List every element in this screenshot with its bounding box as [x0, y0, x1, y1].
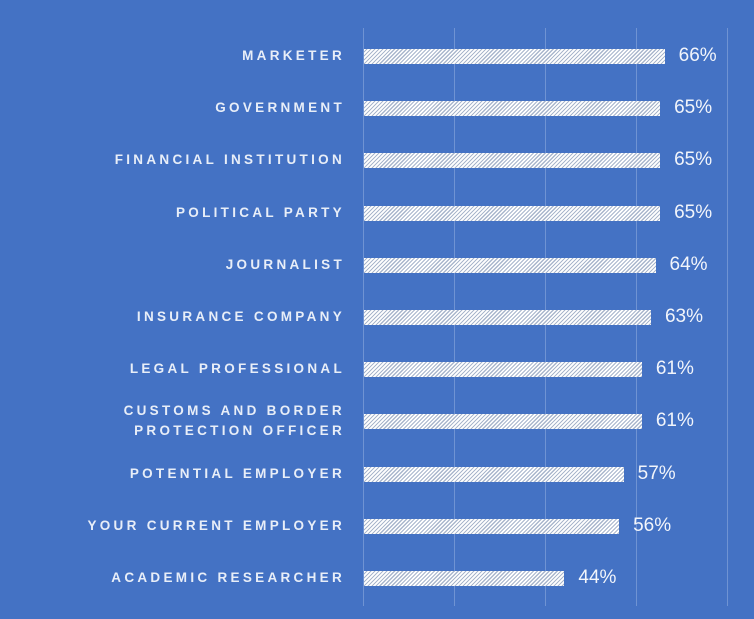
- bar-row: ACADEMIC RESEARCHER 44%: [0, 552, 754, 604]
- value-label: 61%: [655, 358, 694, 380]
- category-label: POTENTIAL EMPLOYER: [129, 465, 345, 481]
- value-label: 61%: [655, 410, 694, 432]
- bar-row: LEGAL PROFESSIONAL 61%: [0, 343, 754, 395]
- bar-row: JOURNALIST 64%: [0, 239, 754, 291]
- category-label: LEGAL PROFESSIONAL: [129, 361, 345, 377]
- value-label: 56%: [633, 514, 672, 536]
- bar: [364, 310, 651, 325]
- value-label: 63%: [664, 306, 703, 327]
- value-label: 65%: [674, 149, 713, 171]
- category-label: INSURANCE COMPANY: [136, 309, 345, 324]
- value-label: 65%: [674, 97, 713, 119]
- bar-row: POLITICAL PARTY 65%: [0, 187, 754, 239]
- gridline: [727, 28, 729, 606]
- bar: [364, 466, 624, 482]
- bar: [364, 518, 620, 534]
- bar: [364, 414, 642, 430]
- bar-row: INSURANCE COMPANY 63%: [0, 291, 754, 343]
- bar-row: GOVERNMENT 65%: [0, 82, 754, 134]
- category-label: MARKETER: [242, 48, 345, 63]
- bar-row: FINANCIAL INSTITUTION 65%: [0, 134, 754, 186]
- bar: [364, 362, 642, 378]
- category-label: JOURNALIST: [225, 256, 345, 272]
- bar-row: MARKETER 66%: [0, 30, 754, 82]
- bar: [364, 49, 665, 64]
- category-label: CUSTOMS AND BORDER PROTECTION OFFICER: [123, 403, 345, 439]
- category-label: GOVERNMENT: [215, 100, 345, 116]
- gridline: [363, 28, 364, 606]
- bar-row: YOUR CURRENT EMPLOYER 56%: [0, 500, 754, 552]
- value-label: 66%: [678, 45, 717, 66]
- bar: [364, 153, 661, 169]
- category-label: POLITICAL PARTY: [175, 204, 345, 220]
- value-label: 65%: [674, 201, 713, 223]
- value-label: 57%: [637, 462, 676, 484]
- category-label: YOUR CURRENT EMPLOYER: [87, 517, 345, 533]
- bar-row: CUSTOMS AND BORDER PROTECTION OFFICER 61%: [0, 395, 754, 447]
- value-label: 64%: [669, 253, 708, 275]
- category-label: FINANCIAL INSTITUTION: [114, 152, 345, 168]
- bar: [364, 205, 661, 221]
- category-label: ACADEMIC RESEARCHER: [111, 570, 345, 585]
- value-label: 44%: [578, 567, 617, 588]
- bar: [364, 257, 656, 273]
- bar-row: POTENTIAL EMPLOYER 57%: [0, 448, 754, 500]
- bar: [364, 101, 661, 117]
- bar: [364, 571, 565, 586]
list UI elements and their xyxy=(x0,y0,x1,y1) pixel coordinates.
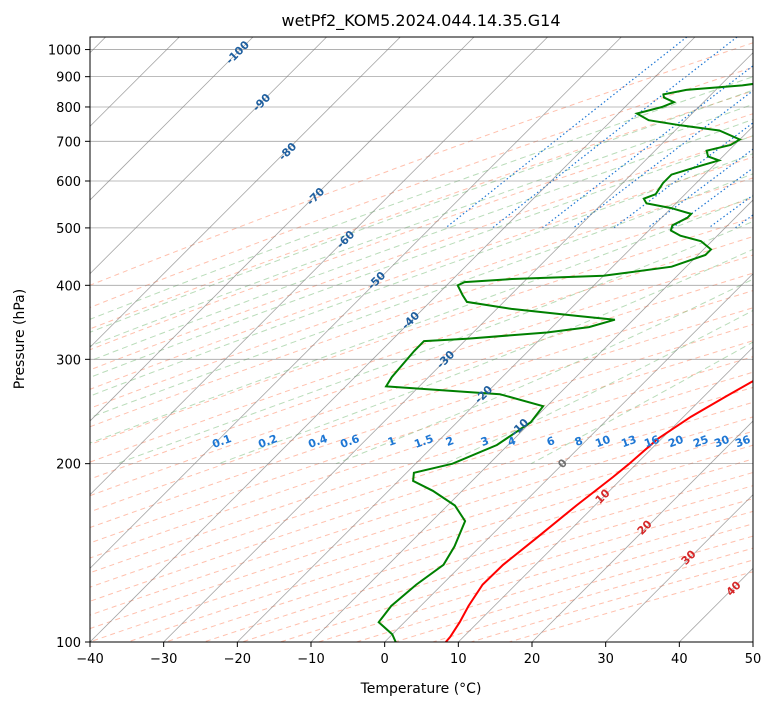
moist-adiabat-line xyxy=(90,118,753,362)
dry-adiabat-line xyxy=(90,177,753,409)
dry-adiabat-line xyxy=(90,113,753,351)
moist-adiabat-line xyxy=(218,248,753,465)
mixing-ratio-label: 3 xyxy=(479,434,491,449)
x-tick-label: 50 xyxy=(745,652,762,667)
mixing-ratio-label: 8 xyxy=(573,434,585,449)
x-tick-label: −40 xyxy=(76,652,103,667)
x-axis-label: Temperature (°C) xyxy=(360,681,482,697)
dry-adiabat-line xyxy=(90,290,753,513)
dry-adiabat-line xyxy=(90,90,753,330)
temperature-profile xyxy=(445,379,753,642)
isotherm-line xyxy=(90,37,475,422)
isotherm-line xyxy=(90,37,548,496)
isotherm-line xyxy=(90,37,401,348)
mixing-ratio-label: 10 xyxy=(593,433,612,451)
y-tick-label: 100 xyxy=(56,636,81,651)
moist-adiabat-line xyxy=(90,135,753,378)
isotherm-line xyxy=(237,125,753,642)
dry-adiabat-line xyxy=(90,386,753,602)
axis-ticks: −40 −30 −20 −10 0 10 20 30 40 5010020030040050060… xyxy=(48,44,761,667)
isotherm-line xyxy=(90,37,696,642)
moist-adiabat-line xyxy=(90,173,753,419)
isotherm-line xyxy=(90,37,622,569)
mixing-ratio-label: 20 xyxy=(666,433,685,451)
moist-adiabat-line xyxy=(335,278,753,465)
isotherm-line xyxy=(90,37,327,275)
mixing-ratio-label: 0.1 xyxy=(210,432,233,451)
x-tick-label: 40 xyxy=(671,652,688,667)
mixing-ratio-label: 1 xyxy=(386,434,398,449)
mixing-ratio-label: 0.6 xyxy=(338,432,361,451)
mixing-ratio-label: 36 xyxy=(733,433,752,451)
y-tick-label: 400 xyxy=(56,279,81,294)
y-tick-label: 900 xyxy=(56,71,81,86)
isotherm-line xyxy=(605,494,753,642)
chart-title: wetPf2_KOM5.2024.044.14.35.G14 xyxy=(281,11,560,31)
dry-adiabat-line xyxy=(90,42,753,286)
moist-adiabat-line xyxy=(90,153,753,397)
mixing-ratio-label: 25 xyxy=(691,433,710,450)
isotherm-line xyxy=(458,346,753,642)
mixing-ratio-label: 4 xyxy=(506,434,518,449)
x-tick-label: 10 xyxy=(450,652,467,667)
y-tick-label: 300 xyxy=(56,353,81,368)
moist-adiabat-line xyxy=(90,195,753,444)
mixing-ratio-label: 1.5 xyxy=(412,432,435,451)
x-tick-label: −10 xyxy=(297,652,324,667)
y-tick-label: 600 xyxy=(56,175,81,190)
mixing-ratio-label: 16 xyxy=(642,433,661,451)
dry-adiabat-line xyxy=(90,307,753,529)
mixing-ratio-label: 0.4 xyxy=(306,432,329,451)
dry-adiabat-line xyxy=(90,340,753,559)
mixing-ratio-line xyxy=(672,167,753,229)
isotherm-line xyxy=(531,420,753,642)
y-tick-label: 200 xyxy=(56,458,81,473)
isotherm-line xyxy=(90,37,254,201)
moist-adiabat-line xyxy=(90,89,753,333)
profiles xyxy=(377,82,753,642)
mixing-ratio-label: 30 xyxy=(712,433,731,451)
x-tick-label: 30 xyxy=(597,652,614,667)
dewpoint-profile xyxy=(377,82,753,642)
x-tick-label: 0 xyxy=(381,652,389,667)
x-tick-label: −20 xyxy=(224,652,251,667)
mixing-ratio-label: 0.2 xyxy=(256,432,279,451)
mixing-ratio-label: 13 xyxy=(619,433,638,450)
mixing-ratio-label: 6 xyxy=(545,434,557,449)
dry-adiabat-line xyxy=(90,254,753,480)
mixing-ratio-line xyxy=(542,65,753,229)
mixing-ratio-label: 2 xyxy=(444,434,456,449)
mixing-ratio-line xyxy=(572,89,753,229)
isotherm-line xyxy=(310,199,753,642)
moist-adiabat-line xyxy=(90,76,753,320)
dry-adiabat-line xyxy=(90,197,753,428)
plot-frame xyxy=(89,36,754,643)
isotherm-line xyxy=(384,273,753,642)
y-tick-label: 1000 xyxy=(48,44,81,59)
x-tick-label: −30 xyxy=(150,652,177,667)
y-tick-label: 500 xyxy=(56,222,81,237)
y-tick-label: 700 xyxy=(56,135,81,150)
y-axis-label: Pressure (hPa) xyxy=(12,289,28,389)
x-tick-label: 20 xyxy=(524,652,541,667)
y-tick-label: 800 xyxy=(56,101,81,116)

^^^^^^^^^^^^^^^^

EXERCISE TASK:
Copy out, unchanged, the lines of the material that begin with the line containing "- bar-row: ACADEMIC" and end with the line containing "- bar: [364, 310, 651, 325]", including both of those lines.

TASK SOLUTION:
- bar-row: ACADEMIC RESEARCHER 44%: [0, 552, 754, 604]
- value-label: 61%: [655, 358, 694, 380]
- category-label: POTENTIAL EMPLOYER: [129, 465, 345, 481]
- value-label: 61%: [655, 410, 694, 432]
- bar-row: LEGAL PROFESSIONAL 61%: [0, 343, 754, 395]
- bar-row: JOURNALIST 64%: [0, 239, 754, 291]
- category-label: LEGAL PROFESSIONAL: [129, 361, 345, 377]
- value-label: 56%: [633, 514, 672, 536]
- bar: [364, 310, 651, 325]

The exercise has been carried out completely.